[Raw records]

--------------------------------

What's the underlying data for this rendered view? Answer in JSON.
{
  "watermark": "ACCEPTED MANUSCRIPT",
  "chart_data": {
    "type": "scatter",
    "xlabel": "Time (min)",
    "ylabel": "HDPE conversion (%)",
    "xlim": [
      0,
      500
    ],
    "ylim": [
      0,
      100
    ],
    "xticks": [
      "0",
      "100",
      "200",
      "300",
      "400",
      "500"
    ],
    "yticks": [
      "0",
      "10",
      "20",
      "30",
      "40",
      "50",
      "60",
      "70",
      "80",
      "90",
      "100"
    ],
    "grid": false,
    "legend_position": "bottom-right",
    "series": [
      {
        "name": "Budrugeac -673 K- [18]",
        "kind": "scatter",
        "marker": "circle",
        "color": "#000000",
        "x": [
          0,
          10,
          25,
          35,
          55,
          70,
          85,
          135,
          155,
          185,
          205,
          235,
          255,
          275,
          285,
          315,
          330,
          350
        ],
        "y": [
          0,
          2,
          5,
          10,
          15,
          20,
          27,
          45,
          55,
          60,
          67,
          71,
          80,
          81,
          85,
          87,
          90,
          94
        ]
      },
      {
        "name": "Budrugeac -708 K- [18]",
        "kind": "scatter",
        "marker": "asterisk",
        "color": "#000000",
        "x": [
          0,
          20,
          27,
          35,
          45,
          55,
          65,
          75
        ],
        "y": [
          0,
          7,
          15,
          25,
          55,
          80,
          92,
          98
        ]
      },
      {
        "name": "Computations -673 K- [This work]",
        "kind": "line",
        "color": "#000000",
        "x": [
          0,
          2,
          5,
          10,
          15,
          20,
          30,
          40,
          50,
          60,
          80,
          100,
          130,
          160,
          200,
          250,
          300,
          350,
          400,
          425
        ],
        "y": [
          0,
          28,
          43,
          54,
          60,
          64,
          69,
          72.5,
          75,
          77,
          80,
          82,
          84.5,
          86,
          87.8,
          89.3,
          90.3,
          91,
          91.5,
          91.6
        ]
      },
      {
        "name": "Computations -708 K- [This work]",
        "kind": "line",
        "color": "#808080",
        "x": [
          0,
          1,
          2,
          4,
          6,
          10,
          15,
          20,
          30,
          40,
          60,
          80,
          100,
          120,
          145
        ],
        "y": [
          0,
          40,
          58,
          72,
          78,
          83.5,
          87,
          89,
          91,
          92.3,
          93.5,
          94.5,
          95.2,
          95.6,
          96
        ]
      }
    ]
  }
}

--------------------------------

GOAL: Reproduce every record above exactly as it appears.

TASK SOLUTION:
What's the underlying data for this rendered view? Answer in JSON.
{
  "watermark": "ACCEPTED MANUSCRIPT",
  "chart_data": {
    "type": "scatter",
    "xlabel": "Time (min)",
    "ylabel": "HDPE conversion (%)",
    "xlim": [
      0,
      500
    ],
    "ylim": [
      0,
      100
    ],
    "xticks": [
      "0",
      "100",
      "200",
      "300",
      "400",
      "500"
    ],
    "yticks": [
      "0",
      "10",
      "20",
      "30",
      "40",
      "50",
      "60",
      "70",
      "80",
      "90",
      "100"
    ],
    "grid": false,
    "legend_position": "bottom-right",
    "series": [
      {
        "name": "Budrugeac -673 K- [18]",
        "kind": "scatter",
        "marker": "circle",
        "color": "#000000",
        "x": [
          0,
          10,
          25,
          35,
          55,
          70,
          85,
          135,
          155,
          185,
          205,
          235,
          255,
          275,
          285,
          315,
          330,
          350
        ],
        "y": [
          0,
          2,
          5,
          10,
          15,
          20,
          27,
          45,
          55,
          60,
          67,
          71,
          80,
          81,
          85,
          87,
          90,
          94
        ]
      },
      {
        "name": "Budrugeac -708 K- [18]",
        "kind": "scatter",
        "marker": "asterisk",
        "color": "#000000",
        "x": [
          0,
          20,
          27,
          35,
          45,
          55,
          65,
          75
        ],
        "y": [
          0,
          7,
          15,
          25,
          55,
          80,
          92,
          98
        ]
      },
      {
        "name": "Computations -673 K- [This work]",
        "kind": "line",
        "color": "#000000",
        "x": [
          0,
          2,
          5,
          10,
          15,
          20,
          30,
          40,
          50,
          60,
          80,
          100,
          130,
          160,
          200,
          250,
          300,
          350,
          400,
          425
        ],
        "y": [
          0,
          28,
          43,
          54,
          60,
          64,
          69,
          72.5,
          75,
          77,
          80,
          82,
          84.5,
          86,
          87.8,
          89.3,
          90.3,
          91,
          91.5,
          91.6
        ]
      },
      {
        "name": "Computations -708 K- [This work]",
        "kind": "line",
        "color": "#808080",
        "x": [
          0,
          1,
          2,
          4,
          6,
          10,
          15,
          20,
          30,
          40,
          60,
          80,
          100,
          120,
          145
        ],
        "y": [
          0,
          40,
          58,
          72,
          78,
          83.5,
          87,
          89,
          91,
          92.3,
          93.5,
          94.5,
          95.2,
          95.6,
          96
        ]
      }
    ]
  }
}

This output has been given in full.